- _Job_: Your job is to restate each entry word for word.

- _Provided records_:
┏━━

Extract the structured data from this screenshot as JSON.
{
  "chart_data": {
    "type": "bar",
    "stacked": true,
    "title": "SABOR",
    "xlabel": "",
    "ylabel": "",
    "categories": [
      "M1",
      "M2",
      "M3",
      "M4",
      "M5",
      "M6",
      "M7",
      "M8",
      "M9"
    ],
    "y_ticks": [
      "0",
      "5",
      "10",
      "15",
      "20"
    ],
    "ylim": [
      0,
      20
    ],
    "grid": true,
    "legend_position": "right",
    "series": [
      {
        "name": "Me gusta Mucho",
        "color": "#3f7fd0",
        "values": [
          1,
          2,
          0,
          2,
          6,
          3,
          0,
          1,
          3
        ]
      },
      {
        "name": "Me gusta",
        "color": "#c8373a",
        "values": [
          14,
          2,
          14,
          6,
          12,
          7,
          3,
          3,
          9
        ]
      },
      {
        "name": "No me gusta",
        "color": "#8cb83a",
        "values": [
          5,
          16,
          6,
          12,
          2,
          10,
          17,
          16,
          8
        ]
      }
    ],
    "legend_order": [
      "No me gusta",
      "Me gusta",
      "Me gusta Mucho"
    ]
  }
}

┗━━

- _Answer for the task_:
Extract the structured data from this screenshot as JSON.
{
  "chart_data": {
    "type": "bar",
    "stacked": true,
    "title": "SABOR",
    "xlabel": "",
    "ylabel": "",
    "categories": [
      "M1",
      "M2",
      "M3",
      "M4",
      "M5",
      "M6",
      "M7",
      "M8",
      "M9"
    ],
    "y_ticks": [
      "0",
      "5",
      "10",
      "15",
      "20"
    ],
    "ylim": [
      0,
      20
    ],
    "grid": true,
    "legend_position": "right",
    "series": [
      {
        "name": "Me gusta Mucho",
        "color": "#3f7fd0",
        "values": [
          1,
          2,
          0,
          2,
          6,
          3,
          0,
          1,
          3
        ]
      },
      {
        "name": "Me gusta",
        "color": "#c8373a",
        "values": [
          14,
          2,
          14,
          6,
          12,
          7,
          3,
          3,
          9
        ]
      },
      {
        "name": "No me gusta",
        "color": "#8cb83a",
        "values": [
          5,
          16,
          6,
          12,
          2,
          10,
          17,
          16,
          8
        ]
      }
    ],
    "legend_order": [
      "No me gusta",
      "Me gusta",
      "Me gusta Mucho"
    ]
  }
}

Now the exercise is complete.